§ WHAT YOU WILL DO
Print each of the entries exactly, leaving nothing out.

§ RECORDS FOR THIS TASK
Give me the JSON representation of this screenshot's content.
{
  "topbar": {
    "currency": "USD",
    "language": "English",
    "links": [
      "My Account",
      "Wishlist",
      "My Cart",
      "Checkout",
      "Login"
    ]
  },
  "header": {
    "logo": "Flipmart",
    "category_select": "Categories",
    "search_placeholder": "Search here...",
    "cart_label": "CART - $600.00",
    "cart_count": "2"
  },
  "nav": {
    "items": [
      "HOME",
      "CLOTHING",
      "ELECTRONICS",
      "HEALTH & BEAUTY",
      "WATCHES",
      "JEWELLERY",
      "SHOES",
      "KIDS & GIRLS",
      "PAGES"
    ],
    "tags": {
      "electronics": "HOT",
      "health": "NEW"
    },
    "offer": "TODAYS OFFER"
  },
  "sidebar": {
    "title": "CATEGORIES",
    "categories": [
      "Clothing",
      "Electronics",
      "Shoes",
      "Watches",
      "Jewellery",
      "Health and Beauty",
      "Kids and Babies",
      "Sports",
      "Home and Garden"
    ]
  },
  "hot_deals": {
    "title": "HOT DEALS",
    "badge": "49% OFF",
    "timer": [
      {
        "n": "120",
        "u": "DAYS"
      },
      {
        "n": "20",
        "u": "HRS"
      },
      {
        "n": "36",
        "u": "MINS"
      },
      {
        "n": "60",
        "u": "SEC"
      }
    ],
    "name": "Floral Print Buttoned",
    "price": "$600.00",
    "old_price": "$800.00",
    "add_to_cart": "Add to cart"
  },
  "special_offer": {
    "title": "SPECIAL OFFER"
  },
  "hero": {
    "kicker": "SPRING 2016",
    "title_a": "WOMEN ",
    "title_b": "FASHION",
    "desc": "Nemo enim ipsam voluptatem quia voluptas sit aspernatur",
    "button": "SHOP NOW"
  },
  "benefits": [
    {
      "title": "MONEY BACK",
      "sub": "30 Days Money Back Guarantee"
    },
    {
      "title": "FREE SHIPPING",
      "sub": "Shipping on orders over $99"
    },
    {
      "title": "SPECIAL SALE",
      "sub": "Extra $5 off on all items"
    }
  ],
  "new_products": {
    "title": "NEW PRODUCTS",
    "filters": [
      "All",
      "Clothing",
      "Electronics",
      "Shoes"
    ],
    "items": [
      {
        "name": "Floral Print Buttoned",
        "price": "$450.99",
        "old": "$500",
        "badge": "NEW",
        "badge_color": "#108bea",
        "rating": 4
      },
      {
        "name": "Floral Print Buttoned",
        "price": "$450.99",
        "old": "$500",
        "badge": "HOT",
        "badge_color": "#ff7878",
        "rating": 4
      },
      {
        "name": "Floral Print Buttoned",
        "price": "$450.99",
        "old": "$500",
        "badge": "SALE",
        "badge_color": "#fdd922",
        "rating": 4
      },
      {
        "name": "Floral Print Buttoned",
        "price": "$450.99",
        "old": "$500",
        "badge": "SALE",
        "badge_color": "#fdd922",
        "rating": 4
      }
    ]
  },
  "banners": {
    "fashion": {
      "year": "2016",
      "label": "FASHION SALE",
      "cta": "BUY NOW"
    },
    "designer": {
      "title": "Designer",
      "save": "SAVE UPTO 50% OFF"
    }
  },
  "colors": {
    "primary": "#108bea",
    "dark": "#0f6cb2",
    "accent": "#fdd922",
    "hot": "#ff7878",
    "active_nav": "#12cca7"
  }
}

§ TASK RESULT
Give me the JSON representation of this screenshot's content.
{
  "topbar": {
    "currency": "USD",
    "language": "English",
    "links": [
      "My Account",
      "Wishlist",
      "My Cart",
      "Checkout",
      "Login"
    ]
  },
  "header": {
    "logo": "Flipmart",
    "category_select": "Categories",
    "search_placeholder": "Search here...",
    "cart_label": "CART - $600.00",
    "cart_count": "2"
  },
  "nav": {
    "items": [
      "HOME",
      "CLOTHING",
      "ELECTRONICS",
      "HEALTH & BEAUTY",
      "WATCHES",
      "JEWELLERY",
      "SHOES",
      "KIDS & GIRLS",
      "PAGES"
    ],
    "tags": {
      "electronics": "HOT",
      "health": "NEW"
    },
    "offer": "TODAYS OFFER"
  },
  "sidebar": {
    "title": "CATEGORIES",
    "categories": [
      "Clothing",
      "Electronics",
      "Shoes",
      "Watches",
      "Jewellery",
      "Health and Beauty",
      "Kids and Babies",
      "Sports",
      "Home and Garden"
    ]
  },
  "hot_deals": {
    "title": "HOT DEALS",
    "badge": "49% OFF",
    "timer": [
      {
        "n": "120",
        "u": "DAYS"
      },
      {
        "n": "20",
        "u": "HRS"
      },
      {
        "n": "36",
        "u": "MINS"
      },
      {
        "n": "60",
        "u": "SEC"
      }
    ],
    "name": "Floral Print Buttoned",
    "price": "$600.00",
    "old_price": "$800.00",
    "add_to_cart": "Add to cart"
  },
  "special_offer": {
    "title": "SPECIAL OFFER"
  },
  "hero": {
    "kicker": "SPRING 2016",
    "title_a": "WOMEN ",
    "title_b": "FASHION",
    "desc": "Nemo enim ipsam voluptatem quia voluptas sit aspernatur",
    "button": "SHOP NOW"
  },
  "benefits": [
    {
      "title": "MONEY BACK",
      "sub": "30 Days Money Back Guarantee"
    },
    {
      "title": "FREE SHIPPING",
      "sub": "Shipping on orders over $99"
    },
    {
      "title": "SPECIAL SALE",
      "sub": "Extra $5 off on all items"
    }
  ],
  "new_products": {
    "title": "NEW PRODUCTS",
    "filters": [
      "All",
      "Clothing",
      "Electronics",
      "Shoes"
    ],
    "items": [
      {
        "name": "Floral Print Buttoned",
        "price": "$450.99",
        "old": "$500",
        "badge": "NEW",
        "badge_color": "#108bea",
        "rating": 4
      },
      {
        "name": "Floral Print Buttoned",
        "price": "$450.99",
        "old": "$500",
        "badge": "HOT",
        "badge_color": "#ff7878",
        "rating": 4
      },
      {
        "name": "Floral Print Buttoned",
        "price": "$450.99",
        "old": "$500",
        "badge": "SALE",
        "badge_color": "#fdd922",
        "rating": 4
      },
      {
        "name": "Floral Print Buttoned",
        "price": "$450.99",
        "old": "$500",
        "badge": "SALE",
        "badge_color": "#fdd922",
        "rating": 4
      }
    ]
  },
  "banners": {
    "fashion": {
      "year": "2016",
      "label": "FASHION SALE",
      "cta": "BUY NOW"
    },
    "designer": {
      "title": "Designer",
      "save": "SAVE UPTO 50% OFF"
    }
  },
  "colors": {
    "primary": "#108bea",
    "dark": "#0f6cb2",
    "accent": "#fdd922",
    "hot": "#ff7878",
    "active_nav": "#12cca7"
  }
}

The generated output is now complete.